[Recorded data]
---
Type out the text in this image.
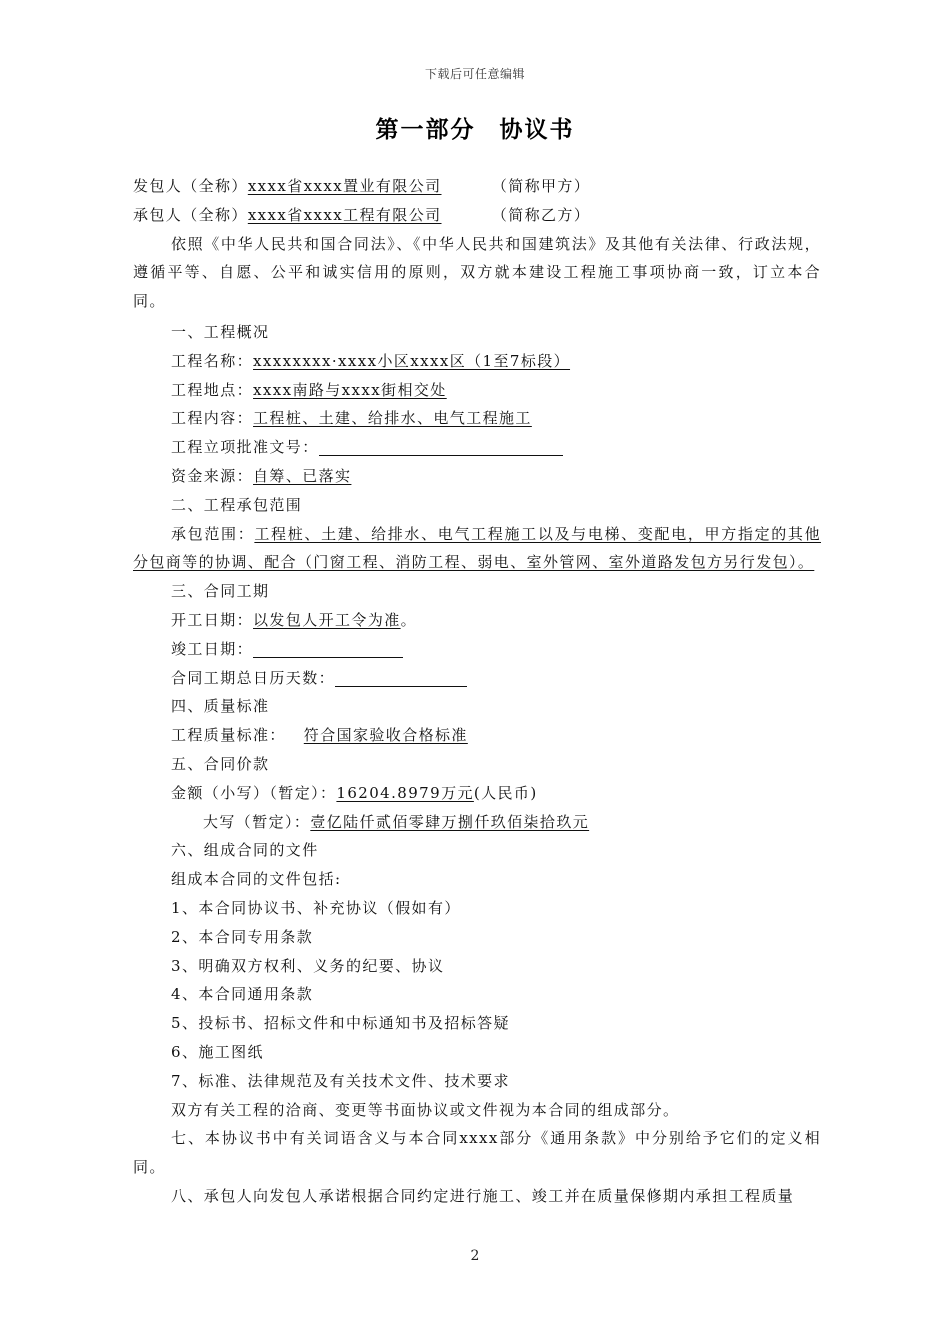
下载后可任意编辑
第一部分 协议书
发包人（全称）xxxx省xxxx置业有限公司	（简称甲方）
承包人（全称）xxxx省xxxx工程有限公司	（简称乙方）
依照《中华人民共和国合同法》、《中华人民共和国建筑法》及其他有关法律、行政法规，遵循平等、自愿、公平和诚实信用的原则，双方就本建设工程施工事项协商一致，订立本合同。
一、工程概况
工程名称：xxxxxxxx·xxxx小区xxxx区（1至7标段）
工程地点：xxxx南路与xxxx街相交处
工程内容：工程桩、土建、给排水、电气工程施工
工程立项批准文号：
资金来源：自筹、已落实
二、工程承包范围
承包范围：工程桩、土建、给排水、电气工程施工以及与电梯、变配电，甲方指定的其他分包商等的协调、配合（门窗工程、消防工程、弱电、室外管网、室外道路发包方另行发包）。
三、合同工期
开工日期：以发包人开工令为准。
竣工日期：
合同工期总日历天数：
四、质量标准
工程质量标准： 符合国家验收合格标准
五、合同价款
金额（小写）（暂定）：16204.8979万元(人民币)
大写（暂定）：壹亿陆仟贰佰零肆万捌仟玖佰柒拾玖元
六、组成合同的文件
组成本合同的文件包括:
1、本合同协议书、补充协议（假如有）
2、本合同专用条款
3、明确双方权利、义务的纪要、协议
4、本合同通用条款
5、投标书、招标文件和中标通知书及招标答疑
6、施工图纸
7、标准、法律规范及有关技术文件、技术要求
双方有关工程的洽商、变更等书面协议或文件视为本合同的组成部分。
七、本协议书中有关词语含义与本合同xxxx部分《通用条款》中分别给予它们的定义相同。
八、承包人向发包人承诺根据合同约定进行施工、竣工并在质量保修期内承担工程质量
2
---
• _Exercise description_
Set the data above down again exactly as given, with no pictures.

• _Answer in full_
Type out the text in this image.
下载后可任意编辑
第一部分 协议书
发包人（全称）xxxx省xxxx置业有限公司	（简称甲方）
承包人（全称）xxxx省xxxx工程有限公司	（简称乙方）
依照《中华人民共和国合同法》、《中华人民共和国建筑法》及其他有关法律、行政法规，遵循平等、自愿、公平和诚实信用的原则，双方就本建设工程施工事项协商一致，订立本合同。
一、工程概况
工程名称：xxxxxxxx·xxxx小区xxxx区（1至7标段）
工程地点：xxxx南路与xxxx街相交处
工程内容：工程桩、土建、给排水、电气工程施工
工程立项批准文号：
资金来源：自筹、已落实
二、工程承包范围
承包范围：工程桩、土建、给排水、电气工程施工以及与电梯、变配电，甲方指定的其他分包商等的协调、配合（门窗工程、消防工程、弱电、室外管网、室外道路发包方另行发包）。
三、合同工期
开工日期：以发包人开工令为准。
竣工日期：
合同工期总日历天数：
四、质量标准
工程质量标准： 符合国家验收合格标准
五、合同价款
金额（小写）（暂定）：16204.8979万元(人民币)
大写（暂定）：壹亿陆仟贰佰零肆万捌仟玖佰柒拾玖元
六、组成合同的文件
组成本合同的文件包括:
1、本合同协议书、补充协议（假如有）
2、本合同专用条款
3、明确双方权利、义务的纪要、协议
4、本合同通用条款
5、投标书、招标文件和中标通知书及招标答疑
6、施工图纸
7、标准、法律规范及有关技术文件、技术要求
双方有关工程的洽商、变更等书面协议或文件视为本合同的组成部分。
七、本协议书中有关词语含义与本合同xxxx部分《通用条款》中分别给予它们的定义相同。
八、承包人向发包人承诺根据合同约定进行施工、竣工并在质量保修期内承担工程质量
2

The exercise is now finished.